:: Supplied material
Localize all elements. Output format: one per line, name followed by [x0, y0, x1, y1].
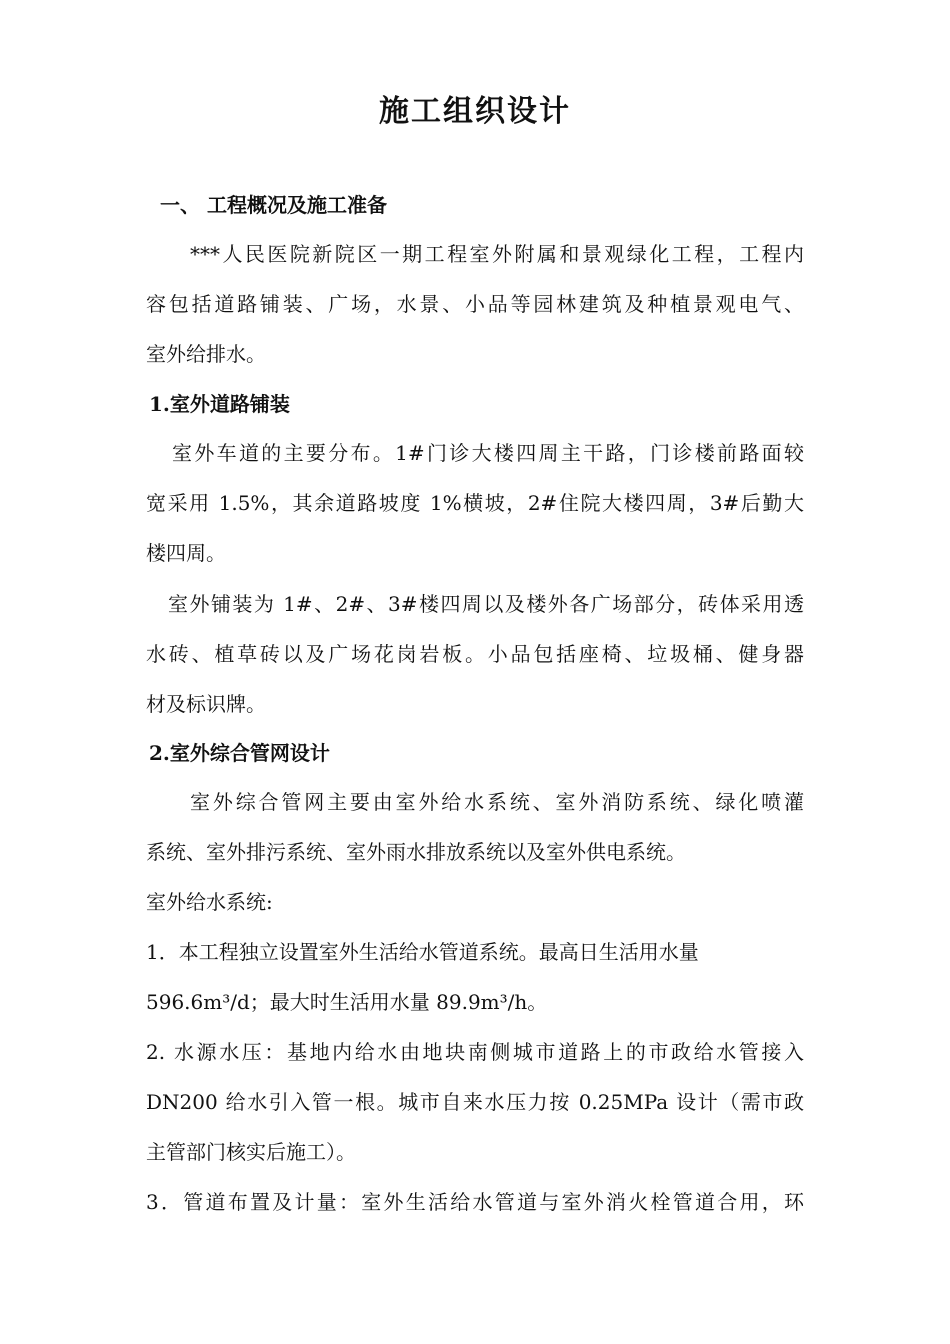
item-3-line-1: 3．管道布置及计量：室外生活给水管道与室外消火栓管道合用，环 [146, 1190, 804, 1214]
pipe-para-line-1: 室外综合管网主要由室外给水系统、室外消防系统、绿化喷灌 [190, 790, 804, 814]
subsection-heading-pipe-network: 2.室外综合管网设计 [149, 741, 330, 765]
item-1-line-1: 1．本工程独立设置室外生活给水管道系统。最高日生活用水量 [146, 940, 699, 964]
road-para-line-2: 宽采用 1.5%，其余道路坡度 1%横坡，2#住院大楼四周，3#后勤大 [146, 491, 804, 515]
pipe-para-line-2: 系统、室外排污系统、室外雨水排放系统以及室外供电系统。 [146, 840, 686, 864]
section-heading-overview: 一、 工程概况及施工准备 [160, 193, 387, 217]
item-2-line-2: DN200 给水引入管一根。城市自来水压力按 0.25MPa 设计（需市政 [146, 1090, 804, 1114]
paving-para-line-2: 水砖、植草砖以及广场花岗岩板。小品包括座椅、垃圾桶、健身器 [146, 642, 804, 666]
water-system-label: 室外给水系统: [146, 890, 273, 914]
item-2-line-1: 2. 水源水压：基地内给水由地块南侧城市道路上的市政给水管接入 [146, 1040, 804, 1064]
road-para-line-1: 室外车道的主要分布。1#门诊大楼四周主干路，门诊楼前路面较 [172, 441, 804, 465]
item-1-line-2: 596.6m³/d；最大时生活用水量 89.9m³/h。 [146, 990, 548, 1014]
item-2-line-3: 主管部门核实后施工）。 [146, 1140, 356, 1164]
subsection-heading-road-paving: 1.室外道路铺装 [149, 392, 290, 416]
road-para-line-3: 楼四周。 [146, 541, 226, 565]
intro-line-3: 室外给排水。 [146, 342, 266, 366]
document-title: 施工组织设计 [379, 94, 571, 129]
paving-para-line-1: 室外铺装为 1#、2#、3#楼四周以及楼外各广场部分，砖体采用透 [168, 592, 804, 616]
intro-line-1: ***人民医院新院区一期工程室外附属和景观绿化工程，工程内 [190, 242, 804, 266]
intro-line-2: 容包括道路铺装、广场，水景、小品等园林建筑及种植景观电气、 [146, 292, 804, 316]
paving-para-line-3: 材及标识牌。 [146, 692, 266, 716]
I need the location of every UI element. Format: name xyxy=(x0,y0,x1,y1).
::::
**Task requirements:** Copy every line above word for word, leaving out the pictures.

**Response to this exercise:**
Localize all elements. Output format: one per line, name followed by [x0, y0, x1, y1].
item-3-line-1: 3．管道布置及计量：室外生活给水管道与室外消火栓管道合用，环 [146, 1190, 804, 1214]
pipe-para-line-1: 室外综合管网主要由室外给水系统、室外消防系统、绿化喷灌 [190, 790, 804, 814]
subsection-heading-pipe-network: 2.室外综合管网设计 [149, 741, 330, 765]
item-1-line-1: 1．本工程独立设置室外生活给水管道系统。最高日生活用水量 [146, 940, 699, 964]
road-para-line-2: 宽采用 1.5%，其余道路坡度 1%横坡，2#住院大楼四周，3#后勤大 [146, 491, 804, 515]
pipe-para-line-2: 系统、室外排污系统、室外雨水排放系统以及室外供电系统。 [146, 840, 686, 864]
section-heading-overview: 一、 工程概况及施工准备 [160, 193, 387, 217]
item-2-line-2: DN200 给水引入管一根。城市自来水压力按 0.25MPa 设计（需市政 [146, 1090, 804, 1114]
paving-para-line-2: 水砖、植草砖以及广场花岗岩板。小品包括座椅、垃圾桶、健身器 [146, 642, 804, 666]
water-system-label: 室外给水系统: [146, 890, 273, 914]
item-2-line-1: 2. 水源水压：基地内给水由地块南侧城市道路上的市政给水管接入 [146, 1040, 804, 1064]
road-para-line-1: 室外车道的主要分布。1#门诊大楼四周主干路，门诊楼前路面较 [172, 441, 804, 465]
item-1-line-2: 596.6m³/d；最大时生活用水量 89.9m³/h。 [146, 990, 548, 1014]
item-2-line-3: 主管部门核实后施工）。 [146, 1140, 356, 1164]
subsection-heading-road-paving: 1.室外道路铺装 [149, 392, 290, 416]
road-para-line-3: 楼四周。 [146, 541, 226, 565]
intro-line-3: 室外给排水。 [146, 342, 266, 366]
document-title: 施工组织设计 [379, 94, 571, 129]
paving-para-line-1: 室外铺装为 1#、2#、3#楼四周以及楼外各广场部分，砖体采用透 [168, 592, 804, 616]
intro-line-1: ***人民医院新院区一期工程室外附属和景观绿化工程，工程内 [190, 242, 804, 266]
intro-line-2: 容包括道路铺装、广场，水景、小品等园林建筑及种植景观电气、 [146, 292, 804, 316]
paving-para-line-3: 材及标识牌。 [146, 692, 266, 716]
I need the location of every UI element. Format: name xyxy=(x0,y0,x1,y1).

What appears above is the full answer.